>> Begin
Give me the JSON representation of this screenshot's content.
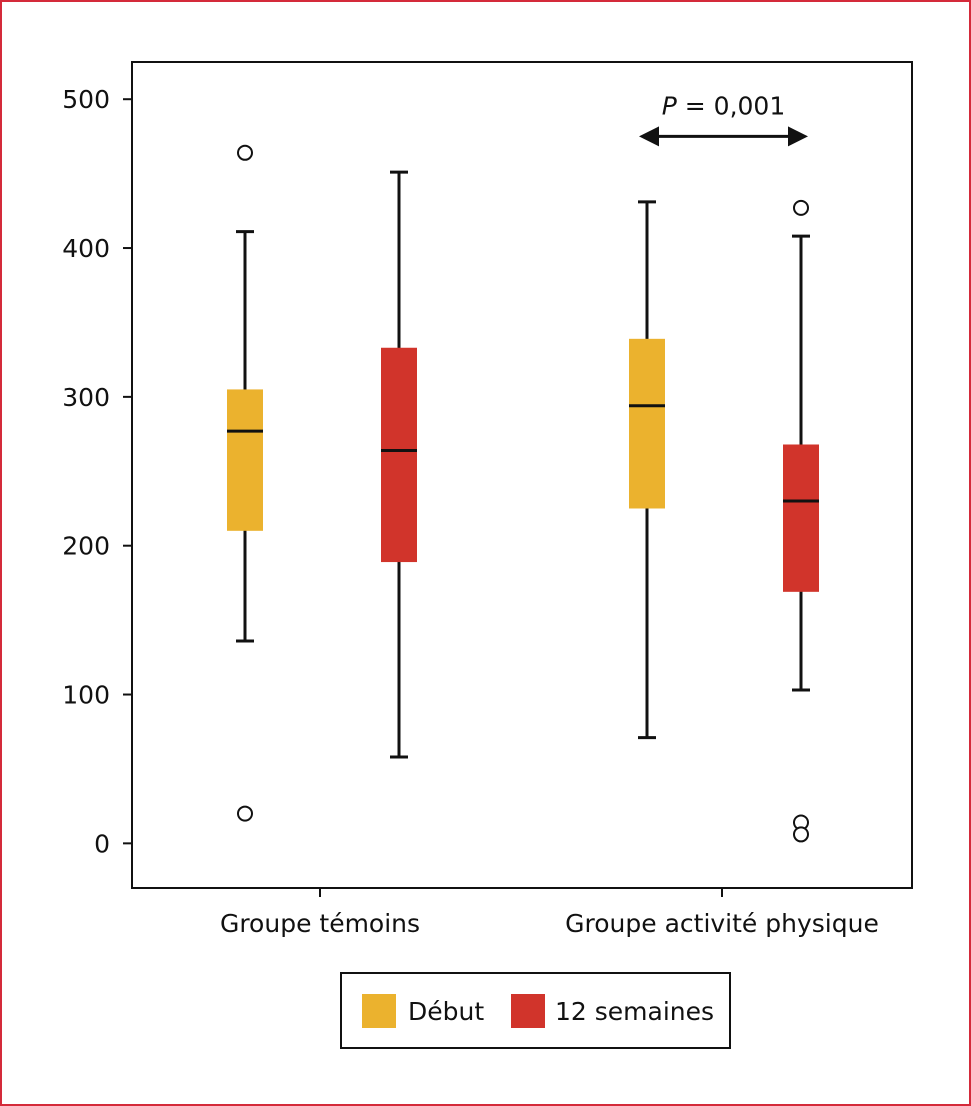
{
  "chart_data": {
    "type": "boxplot",
    "title": "",
    "xlabel": "",
    "ylabel": "",
    "ylim": [
      -30,
      525
    ],
    "yticks": [
      0,
      100,
      200,
      300,
      400,
      500
    ],
    "grid": false,
    "legend_position": "bottom-center",
    "categories": [
      "Groupe témoins",
      "Groupe activité physique"
    ],
    "series": [
      {
        "name": "Début",
        "color": "#ebb22e",
        "boxes": [
          {
            "category": "Groupe témoins",
            "whisker_low": 136,
            "q1": 210,
            "median": 277,
            "q3": 305,
            "whisker_high": 411,
            "outliers": [
              464,
              20
            ]
          },
          {
            "category": "Groupe activité physique",
            "whisker_low": 71,
            "q1": 225,
            "median": 294,
            "q3": 339,
            "whisker_high": 431,
            "outliers": []
          }
        ]
      },
      {
        "name": "12 semaines",
        "color": "#d1342b",
        "boxes": [
          {
            "category": "Groupe témoins",
            "whisker_low": 58,
            "q1": 189,
            "median": 264,
            "q3": 333,
            "whisker_high": 451,
            "outliers": []
          },
          {
            "category": "Groupe activité physique",
            "whisker_low": 103,
            "q1": 169,
            "median": 230,
            "q3": 268,
            "whisker_high": 408,
            "outliers": [
              427,
              14,
              6
            ]
          }
        ]
      }
    ],
    "annotations": [
      {
        "italic": "P",
        "text": " = 0,001",
        "category": "Groupe activité physique",
        "y": 475
      }
    ]
  },
  "colors": {
    "frame": "#d42a3a",
    "axis": "#111111"
  }
}
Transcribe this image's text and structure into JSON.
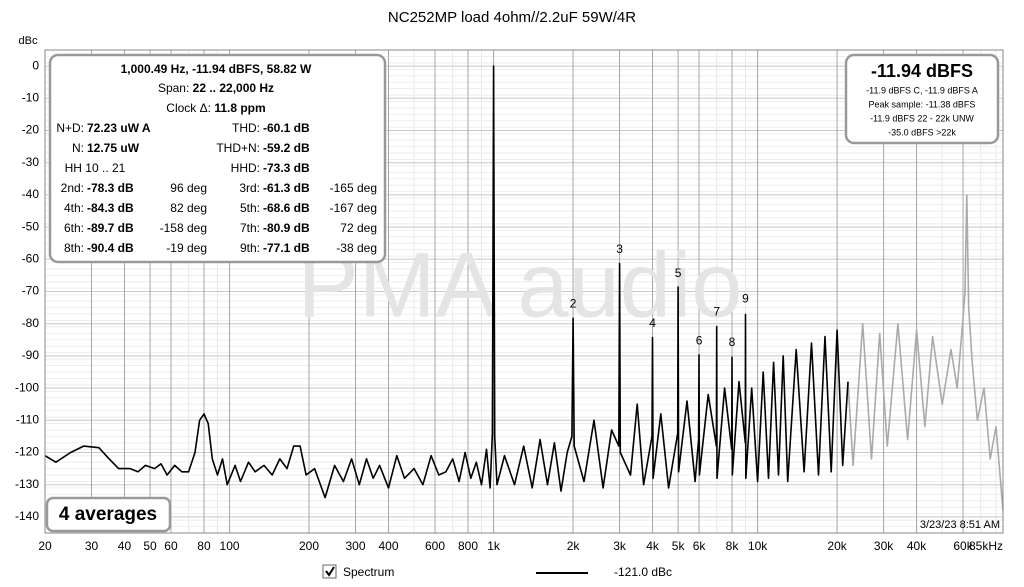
{
  "chart_data": {
    "type": "line",
    "title": "NC252MP load 4ohm//2.2uF 59W/4R",
    "y_label": "dBc",
    "watermark": "PMA audio",
    "log_x": true,
    "grid": true,
    "minor_grid": true,
    "xlim": [
      20,
      85000
    ],
    "ylim": [
      -145,
      5
    ],
    "xticks": [
      20,
      30,
      40,
      50,
      60,
      80,
      100,
      200,
      300,
      400,
      600,
      800,
      {
        "value": 1000,
        "label": "1k"
      },
      {
        "value": 2000,
        "label": "2k"
      },
      {
        "value": 3000,
        "label": "3k"
      },
      {
        "value": 4000,
        "label": "4k"
      },
      {
        "value": 5000,
        "label": "5k"
      },
      {
        "value": 6000,
        "label": "6k"
      },
      {
        "value": 8000,
        "label": "8k"
      },
      {
        "value": 10000,
        "label": "10k"
      },
      {
        "value": 20000,
        "label": "20k"
      },
      {
        "value": 30000,
        "label": "30k"
      },
      {
        "value": 40000,
        "label": "40k"
      },
      {
        "value": 60000,
        "label": "60k"
      },
      {
        "value": 85000,
        "label": "85kHz"
      }
    ],
    "yticks": [
      0,
      -10,
      -20,
      -30,
      -40,
      -50,
      -60,
      -70,
      -80,
      -90,
      -100,
      -110,
      -120,
      -130,
      -140
    ],
    "band_limit": 22000,
    "out_of_band_color": "#aaaaaa",
    "series": [
      {
        "name": "Spectrum",
        "color": "#000000",
        "x": [
          20,
          22,
          25,
          28,
          32,
          35,
          38,
          42,
          45,
          48,
          52,
          55,
          58,
          62,
          66,
          70,
          74,
          77,
          80,
          83,
          86,
          90,
          94,
          98,
          105,
          110,
          118,
          125,
          135,
          145,
          155,
          165,
          175,
          185,
          195,
          210,
          230,
          250,
          270,
          290,
          310,
          330,
          350,
          370,
          400,
          430,
          460,
          500,
          540,
          580,
          620,
          660,
          700,
          740,
          780,
          820,
          860,
          900,
          940,
          970,
          990,
          1000,
          1010,
          1030,
          1100,
          1200,
          1300,
          1400,
          1500,
          1600,
          1700,
          1800,
          1900,
          1980,
          2000,
          2020,
          2200,
          2400,
          2600,
          2800,
          2980,
          3000,
          3020,
          3300,
          3500,
          3700,
          3980,
          4000,
          4020,
          4300,
          4600,
          4980,
          5000,
          5020,
          5400,
          5800,
          5980,
          6000,
          6020,
          6500,
          6980,
          7000,
          7020,
          7500,
          7980,
          8000,
          8020,
          8500,
          8980,
          9000,
          9020,
          9500,
          10000,
          10500,
          11000,
          11500,
          12000,
          12500,
          13000,
          14000,
          15000,
          16000,
          17000,
          18000,
          19000,
          20000,
          21000,
          22000,
          23000,
          25000,
          27000,
          29000,
          31000,
          34000,
          37000,
          40000,
          43000,
          46000,
          50000,
          54000,
          57000,
          60000,
          61000,
          62000,
          63000,
          65000,
          68000,
          72000,
          76000,
          80000,
          85000
        ],
        "values": [
          -121,
          -123,
          -120,
          -118,
          -118.5,
          -122,
          -125,
          -125,
          -126,
          -124,
          -125,
          -123.5,
          -127,
          -124,
          -126,
          -126,
          -120,
          -110,
          -108,
          -111,
          -122,
          -127,
          -122,
          -130,
          -124,
          -129,
          -123,
          -126,
          -124,
          -127,
          -122,
          -125,
          -118,
          -118,
          -127,
          -125,
          -134,
          -124,
          -129,
          -122,
          -130,
          -122,
          -128,
          -124,
          -131,
          -121,
          -128,
          -125,
          -130,
          -121,
          -127,
          -126,
          -122,
          -129,
          -120,
          -128,
          -123,
          -130,
          -119,
          -131,
          -114,
          0,
          -115,
          -130,
          -121,
          -130,
          -118,
          -131,
          -116,
          -130,
          -117,
          -132,
          -120,
          -115,
          -78.3,
          -118,
          -129,
          -110,
          -131,
          -113,
          -118,
          -61.3,
          -120,
          -127,
          -105,
          -130,
          -115,
          -84.3,
          -128,
          -108,
          -131,
          -114,
          -68.6,
          -126,
          -104,
          -129,
          -116,
          -89.7,
          -127,
          -102,
          -118,
          -80.9,
          -128,
          -100,
          -119,
          -90.4,
          -127,
          -98,
          -117,
          -77.1,
          -128,
          -100,
          -129,
          -95,
          -128,
          -92,
          -127,
          -90,
          -129,
          -88,
          -126,
          -86,
          -127,
          -84,
          -126,
          -82,
          -124,
          -98,
          -124,
          -80,
          -122,
          -83,
          -118,
          -80,
          -116,
          -82,
          -112,
          -84,
          -105,
          -88,
          -100,
          -78,
          -70,
          -40,
          -75,
          -92,
          -110,
          -100,
          -122,
          -112,
          -138
        ]
      }
    ],
    "annotations": [
      {
        "text": "2",
        "x": 2000,
        "y": -74
      },
      {
        "text": "3",
        "x": 3000,
        "y": -57
      },
      {
        "text": "4",
        "x": 4000,
        "y": -80
      },
      {
        "text": "5",
        "x": 5000,
        "y": -64.5
      },
      {
        "text": "6",
        "x": 6000,
        "y": -85.5
      },
      {
        "text": "7",
        "x": 7000,
        "y": -76.5
      },
      {
        "text": "8",
        "x": 8000,
        "y": -86
      },
      {
        "text": "9",
        "x": 9000,
        "y": -72.5
      }
    ],
    "readout": {
      "header": "1,000.49 Hz, -11.94 dBFS, 58.82 W",
      "centered": [
        {
          "label": "Span: ",
          "value": "22 .. 22,000 Hz"
        },
        {
          "label": "Clock Δ: ",
          "value": "11.8 ppm"
        }
      ],
      "rows": [
        {
          "left": {
            "label": "N+D:",
            "value": "72.23 uW A"
          },
          "right": {
            "label": "THD:",
            "value": "-60.1 dB"
          }
        },
        {
          "left": {
            "label": "N:",
            "value": "12.75 uW"
          },
          "right": {
            "label": "THD+N:",
            "value": "-59.2 dB"
          }
        },
        {
          "left": {
            "label": "HH 10 .. 21"
          },
          "right": {
            "label": "HHD:",
            "value": "-73.3 dB"
          }
        },
        {
          "left": {
            "label": "2nd:",
            "value": "-78.3 dB"
          },
          "left_phase": "96 deg",
          "right": {
            "label": "3rd:",
            "value": "-61.3 dB"
          },
          "right_phase": "-165 deg"
        },
        {
          "left": {
            "label": "4th:",
            "value": "-84.3 dB"
          },
          "left_phase": "82 deg",
          "right": {
            "label": "5th:",
            "value": "-68.6 dB"
          },
          "right_phase": "-167 deg"
        },
        {
          "left": {
            "label": "6th:",
            "value": "-89.7 dB"
          },
          "left_phase": "-158 deg",
          "right": {
            "label": "7th:",
            "value": "-80.9 dB"
          },
          "right_phase": "72 deg"
        },
        {
          "left": {
            "label": "8th:",
            "value": "-90.4 dB"
          },
          "left_phase": "-19 deg",
          "right": {
            "label": "9th:",
            "value": "-77.1 dB"
          },
          "right_phase": "-38 deg"
        }
      ]
    },
    "level_box": {
      "title": "-11.94 dBFS",
      "lines": [
        "-11.9 dBFS C, -11.9 dBFS A",
        "Peak sample: -11.38 dBFS",
        "-11.9 dBFS 22 - 22k UNW",
        "-35.0 dBFS >22k"
      ]
    },
    "averages": "4 averages",
    "timestamp": "3/23/23 8:51 AM",
    "legend": {
      "label": "Spectrum",
      "checked": true,
      "value_text": "-121.0 dBc"
    }
  }
}
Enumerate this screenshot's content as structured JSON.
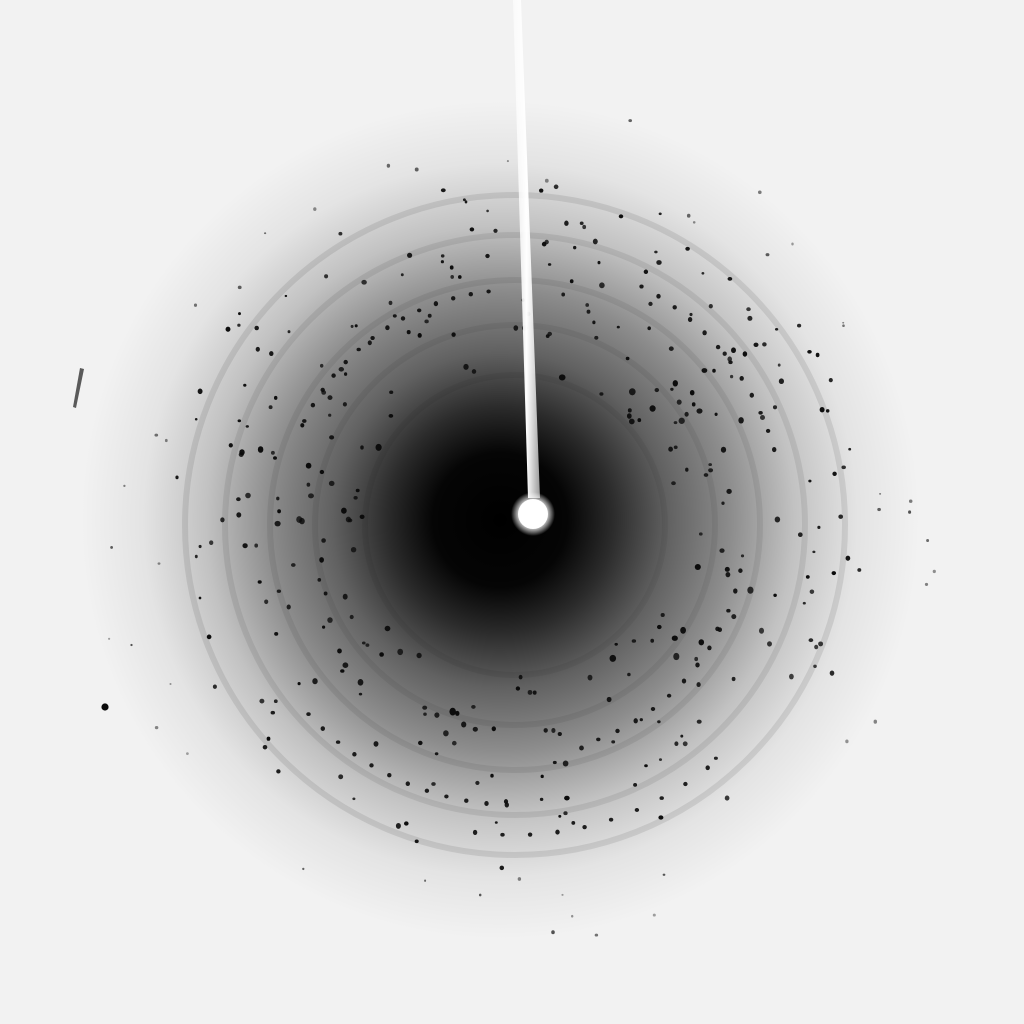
{
  "image": {
    "kind": "x-ray diffraction pattern",
    "colors": {
      "background": "#f2f2f2",
      "halo": "#000000",
      "spot": "#0a0a0a",
      "beamstop": "#ffffff"
    }
  }
}
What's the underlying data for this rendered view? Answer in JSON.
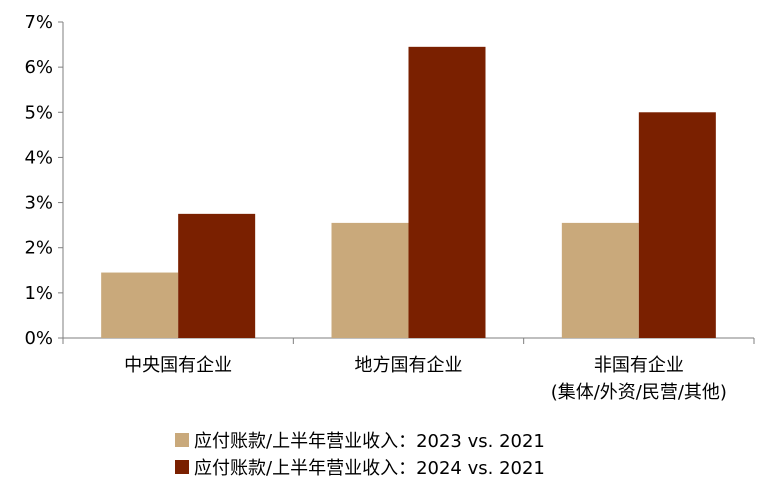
{
  "chart_data": {
    "type": "bar",
    "title": "",
    "xlabel": "",
    "ylabel": "",
    "categories": [
      [
        "中央国有企业"
      ],
      [
        "地方国有企业"
      ],
      [
        "非国有企业",
        "(集体/外资/民营/其他)"
      ]
    ],
    "series": [
      {
        "name": "应付账款/上半年营业收入：2023 vs. 2021",
        "color": "#c9a97b",
        "values": [
          1.45,
          2.55,
          2.55
        ]
      },
      {
        "name": "应付账款/上半年营业收入：2024 vs. 2021",
        "color": "#7a2000",
        "values": [
          2.75,
          6.45,
          5.0
        ]
      }
    ],
    "ylim": [
      0,
      7
    ],
    "yticks": [
      0,
      1,
      2,
      3,
      4,
      5,
      6,
      7
    ],
    "ytick_format": "percent",
    "grid": false,
    "legend_position": "bottom"
  }
}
>> End
[WHAT THE TASK ASKS]
Copy exactly the lines from the one containing "Enumerate this screenshot's" through the final line of the records above, both included, and leave out any pictures.

[TASK SOLUTION]
Enumerate this screenshot's content as structured JSON.
{
  "image": {
    "kind": "x-ray diffraction pattern",
    "colors": {
      "background": "#f2f2f2",
      "halo": "#000000",
      "spot": "#0a0a0a",
      "beamstop": "#ffffff"
    }
  }
}
What's the underlying data for this rendered view? Answer in JSON.
{
  "chart_data": {
    "type": "bar",
    "title": "",
    "xlabel": "",
    "ylabel": "",
    "categories": [
      [
        "中央国有企业"
      ],
      [
        "地方国有企业"
      ],
      [
        "非国有企业",
        "(集体/外资/民营/其他)"
      ]
    ],
    "series": [
      {
        "name": "应付账款/上半年营业收入：2023 vs. 2021",
        "color": "#c9a97b",
        "values": [
          1.45,
          2.55,
          2.55
        ]
      },
      {
        "name": "应付账款/上半年营业收入：2024 vs. 2021",
        "color": "#7a2000",
        "values": [
          2.75,
          6.45,
          5.0
        ]
      }
    ],
    "ylim": [
      0,
      7
    ],
    "yticks": [
      0,
      1,
      2,
      3,
      4,
      5,
      6,
      7
    ],
    "ytick_format": "percent",
    "grid": false,
    "legend_position": "bottom"
  }
}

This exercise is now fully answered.